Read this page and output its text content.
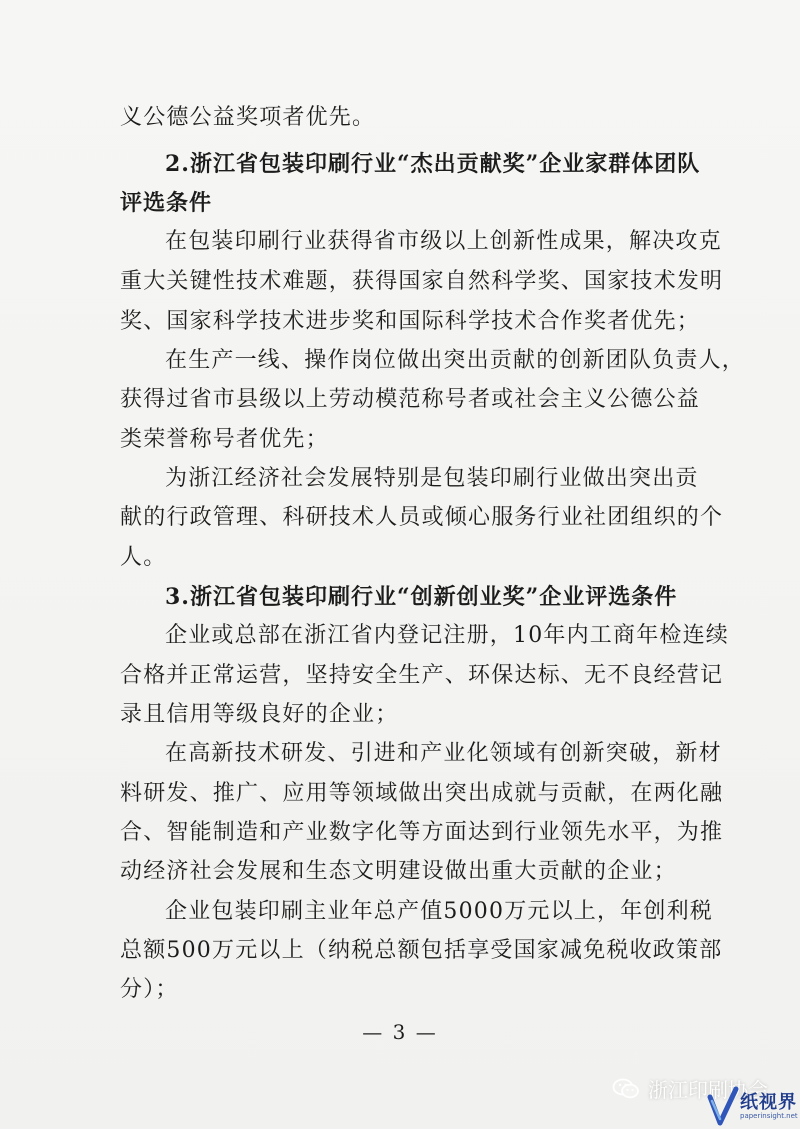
义公德公益奖项者优先。
2.浙江省包装印刷行业“杰出贡献奖”企业家群体团队
评选条件
在包装印刷行业获得省市级以上创新性成果，解决攻克
重大关键性技术难题，获得国家自然科学奖、国家技术发明
奖、国家科学技术进步奖和国际科学技术合作奖者优先；
在生产一线、操作岗位做出突出贡献的创新团队负责人，
获得过省市县级以上劳动模范称号者或社会主义公德公益
类荣誉称号者优先；
为浙江经济社会发展特别是包装印刷行业做出突出贡
献的行政管理、科研技术人员或倾心服务行业社团组织的个
人。
3.浙江省包装印刷行业“创新创业奖”企业评选条件
企业或总部在浙江省内登记注册，10年内工商年检连续
合格并正常运营，坚持安全生产、环保达标、无不良经营记
录且信用等级良好的企业；
在高新技术研发、引进和产业化领域有创新突破，新材
料研发、推广、应用等领域做出突出成就与贡献，在两化融
合、智能制造和产业数字化等方面达到行业领先水平，为推
动经济社会发展和生态文明建设做出重大贡献的企业；
企业包装印刷主业年总产值5000万元以上，年创利税
总额500万元以上（纳税总额包括享受国家减免税收政策部
分）；
— 3 —
浙江印刷协会
纸视界
paperinsight.net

DO THIS: Repeat the material above verbatim. Leave the pictures behind.

RIGHT ANSWER:
Read this page and output its text content.
义公德公益奖项者优先。
2.浙江省包装印刷行业“杰出贡献奖”企业家群体团队
评选条件
在包装印刷行业获得省市级以上创新性成果，解决攻克
重大关键性技术难题，获得国家自然科学奖、国家技术发明
奖、国家科学技术进步奖和国际科学技术合作奖者优先；
在生产一线、操作岗位做出突出贡献的创新团队负责人，
获得过省市县级以上劳动模范称号者或社会主义公德公益
类荣誉称号者优先；
为浙江经济社会发展特别是包装印刷行业做出突出贡
献的行政管理、科研技术人员或倾心服务行业社团组织的个
人。
3.浙江省包装印刷行业“创新创业奖”企业评选条件
企业或总部在浙江省内登记注册，10年内工商年检连续
合格并正常运营，坚持安全生产、环保达标、无不良经营记
录且信用等级良好的企业；
在高新技术研发、引进和产业化领域有创新突破，新材
料研发、推广、应用等领域做出突出成就与贡献，在两化融
合、智能制造和产业数字化等方面达到行业领先水平，为推
动经济社会发展和生态文明建设做出重大贡献的企业；
企业包装印刷主业年总产值5000万元以上，年创利税
总额500万元以上（纳税总额包括享受国家减免税收政策部
分）；
— 3 —
浙江印刷协会
纸视界
paperinsight.net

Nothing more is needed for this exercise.